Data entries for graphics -
--- begin ---

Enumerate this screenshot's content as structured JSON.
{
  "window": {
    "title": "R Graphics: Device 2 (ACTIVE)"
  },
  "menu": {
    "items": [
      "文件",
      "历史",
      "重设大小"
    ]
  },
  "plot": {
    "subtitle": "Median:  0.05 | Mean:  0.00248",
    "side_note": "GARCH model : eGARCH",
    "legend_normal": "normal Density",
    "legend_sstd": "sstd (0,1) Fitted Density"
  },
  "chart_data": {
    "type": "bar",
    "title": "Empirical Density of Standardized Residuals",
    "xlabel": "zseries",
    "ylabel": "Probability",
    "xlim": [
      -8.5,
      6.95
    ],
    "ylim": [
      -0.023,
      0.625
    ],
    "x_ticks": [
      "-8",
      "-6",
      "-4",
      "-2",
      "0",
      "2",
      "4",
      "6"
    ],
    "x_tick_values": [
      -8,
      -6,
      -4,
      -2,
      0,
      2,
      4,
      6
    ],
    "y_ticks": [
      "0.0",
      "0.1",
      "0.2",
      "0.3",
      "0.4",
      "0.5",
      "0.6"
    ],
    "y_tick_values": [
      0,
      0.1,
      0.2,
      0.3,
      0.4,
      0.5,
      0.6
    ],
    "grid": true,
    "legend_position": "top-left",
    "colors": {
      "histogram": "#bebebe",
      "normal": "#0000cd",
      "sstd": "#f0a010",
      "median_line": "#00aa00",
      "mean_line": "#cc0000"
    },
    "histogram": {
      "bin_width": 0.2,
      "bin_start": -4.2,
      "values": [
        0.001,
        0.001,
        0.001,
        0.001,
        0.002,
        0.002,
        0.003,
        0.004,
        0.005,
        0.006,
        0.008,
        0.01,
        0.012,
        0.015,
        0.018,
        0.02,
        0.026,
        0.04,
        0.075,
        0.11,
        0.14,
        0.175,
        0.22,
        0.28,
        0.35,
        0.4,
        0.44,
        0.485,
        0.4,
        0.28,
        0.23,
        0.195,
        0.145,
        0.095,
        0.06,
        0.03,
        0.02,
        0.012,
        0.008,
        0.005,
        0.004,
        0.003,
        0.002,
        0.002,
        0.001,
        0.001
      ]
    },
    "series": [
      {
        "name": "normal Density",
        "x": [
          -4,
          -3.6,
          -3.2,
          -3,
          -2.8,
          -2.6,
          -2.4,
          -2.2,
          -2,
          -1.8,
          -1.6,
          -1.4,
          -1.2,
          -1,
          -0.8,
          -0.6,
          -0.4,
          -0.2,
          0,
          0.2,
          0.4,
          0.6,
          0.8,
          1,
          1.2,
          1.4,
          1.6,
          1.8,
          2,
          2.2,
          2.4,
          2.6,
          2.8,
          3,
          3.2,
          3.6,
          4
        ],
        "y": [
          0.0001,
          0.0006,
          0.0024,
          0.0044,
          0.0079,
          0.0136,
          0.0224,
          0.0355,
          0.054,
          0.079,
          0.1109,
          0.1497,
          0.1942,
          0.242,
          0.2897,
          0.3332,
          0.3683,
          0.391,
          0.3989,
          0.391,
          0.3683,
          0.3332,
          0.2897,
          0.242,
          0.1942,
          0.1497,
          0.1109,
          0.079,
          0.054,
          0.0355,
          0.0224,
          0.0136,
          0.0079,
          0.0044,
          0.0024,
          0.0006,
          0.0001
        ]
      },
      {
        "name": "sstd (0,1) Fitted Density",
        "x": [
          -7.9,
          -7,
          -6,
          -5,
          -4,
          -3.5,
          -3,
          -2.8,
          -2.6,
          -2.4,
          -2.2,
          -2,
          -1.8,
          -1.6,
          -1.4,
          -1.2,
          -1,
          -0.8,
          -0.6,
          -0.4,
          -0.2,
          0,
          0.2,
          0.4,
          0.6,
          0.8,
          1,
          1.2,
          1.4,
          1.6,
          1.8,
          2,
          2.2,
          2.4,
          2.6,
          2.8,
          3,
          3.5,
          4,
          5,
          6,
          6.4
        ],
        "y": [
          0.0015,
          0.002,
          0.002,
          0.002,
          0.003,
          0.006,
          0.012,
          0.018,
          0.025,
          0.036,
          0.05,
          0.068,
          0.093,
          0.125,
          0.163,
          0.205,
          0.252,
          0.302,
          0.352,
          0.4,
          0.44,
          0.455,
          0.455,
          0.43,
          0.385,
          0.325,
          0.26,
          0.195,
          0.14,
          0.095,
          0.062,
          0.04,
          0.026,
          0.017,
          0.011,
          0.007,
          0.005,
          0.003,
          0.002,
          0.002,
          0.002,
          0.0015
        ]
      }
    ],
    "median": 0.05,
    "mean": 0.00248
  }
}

--- end ---

Problem -
Can you give every line above again, exactly as written?

Exercise response -
Enumerate this screenshot's content as structured JSON.
{
  "window": {
    "title": "R Graphics: Device 2 (ACTIVE)"
  },
  "menu": {
    "items": [
      "文件",
      "历史",
      "重设大小"
    ]
  },
  "plot": {
    "subtitle": "Median:  0.05 | Mean:  0.00248",
    "side_note": "GARCH model : eGARCH",
    "legend_normal": "normal Density",
    "legend_sstd": "sstd (0,1) Fitted Density"
  },
  "chart_data": {
    "type": "bar",
    "title": "Empirical Density of Standardized Residuals",
    "xlabel": "zseries",
    "ylabel": "Probability",
    "xlim": [
      -8.5,
      6.95
    ],
    "ylim": [
      -0.023,
      0.625
    ],
    "x_ticks": [
      "-8",
      "-6",
      "-4",
      "-2",
      "0",
      "2",
      "4",
      "6"
    ],
    "x_tick_values": [
      -8,
      -6,
      -4,
      -2,
      0,
      2,
      4,
      6
    ],
    "y_ticks": [
      "0.0",
      "0.1",
      "0.2",
      "0.3",
      "0.4",
      "0.5",
      "0.6"
    ],
    "y_tick_values": [
      0,
      0.1,
      0.2,
      0.3,
      0.4,
      0.5,
      0.6
    ],
    "grid": true,
    "legend_position": "top-left",
    "colors": {
      "histogram": "#bebebe",
      "normal": "#0000cd",
      "sstd": "#f0a010",
      "median_line": "#00aa00",
      "mean_line": "#cc0000"
    },
    "histogram": {
      "bin_width": 0.2,
      "bin_start": -4.2,
      "values": [
        0.001,
        0.001,
        0.001,
        0.001,
        0.002,
        0.002,
        0.003,
        0.004,
        0.005,
        0.006,
        0.008,
        0.01,
        0.012,
        0.015,
        0.018,
        0.02,
        0.026,
        0.04,
        0.075,
        0.11,
        0.14,
        0.175,
        0.22,
        0.28,
        0.35,
        0.4,
        0.44,
        0.485,
        0.4,
        0.28,
        0.23,
        0.195,
        0.145,
        0.095,
        0.06,
        0.03,
        0.02,
        0.012,
        0.008,
        0.005,
        0.004,
        0.003,
        0.002,
        0.002,
        0.001,
        0.001
      ]
    },
    "series": [
      {
        "name": "normal Density",
        "x": [
          -4,
          -3.6,
          -3.2,
          -3,
          -2.8,
          -2.6,
          -2.4,
          -2.2,
          -2,
          -1.8,
          -1.6,
          -1.4,
          -1.2,
          -1,
          -0.8,
          -0.6,
          -0.4,
          -0.2,
          0,
          0.2,
          0.4,
          0.6,
          0.8,
          1,
          1.2,
          1.4,
          1.6,
          1.8,
          2,
          2.2,
          2.4,
          2.6,
          2.8,
          3,
          3.2,
          3.6,
          4
        ],
        "y": [
          0.0001,
          0.0006,
          0.0024,
          0.0044,
          0.0079,
          0.0136,
          0.0224,
          0.0355,
          0.054,
          0.079,
          0.1109,
          0.1497,
          0.1942,
          0.242,
          0.2897,
          0.3332,
          0.3683,
          0.391,
          0.3989,
          0.391,
          0.3683,
          0.3332,
          0.2897,
          0.242,
          0.1942,
          0.1497,
          0.1109,
          0.079,
          0.054,
          0.0355,
          0.0224,
          0.0136,
          0.0079,
          0.0044,
          0.0024,
          0.0006,
          0.0001
        ]
      },
      {
        "name": "sstd (0,1) Fitted Density",
        "x": [
          -7.9,
          -7,
          -6,
          -5,
          -4,
          -3.5,
          -3,
          -2.8,
          -2.6,
          -2.4,
          -2.2,
          -2,
          -1.8,
          -1.6,
          -1.4,
          -1.2,
          -1,
          -0.8,
          -0.6,
          -0.4,
          -0.2,
          0,
          0.2,
          0.4,
          0.6,
          0.8,
          1,
          1.2,
          1.4,
          1.6,
          1.8,
          2,
          2.2,
          2.4,
          2.6,
          2.8,
          3,
          3.5,
          4,
          5,
          6,
          6.4
        ],
        "y": [
          0.0015,
          0.002,
          0.002,
          0.002,
          0.003,
          0.006,
          0.012,
          0.018,
          0.025,
          0.036,
          0.05,
          0.068,
          0.093,
          0.125,
          0.163,
          0.205,
          0.252,
          0.302,
          0.352,
          0.4,
          0.44,
          0.455,
          0.455,
          0.43,
          0.385,
          0.325,
          0.26,
          0.195,
          0.14,
          0.095,
          0.062,
          0.04,
          0.026,
          0.017,
          0.011,
          0.007,
          0.005,
          0.003,
          0.002,
          0.002,
          0.002,
          0.0015
        ]
      }
    ],
    "median": 0.05,
    "mean": 0.00248
  }
}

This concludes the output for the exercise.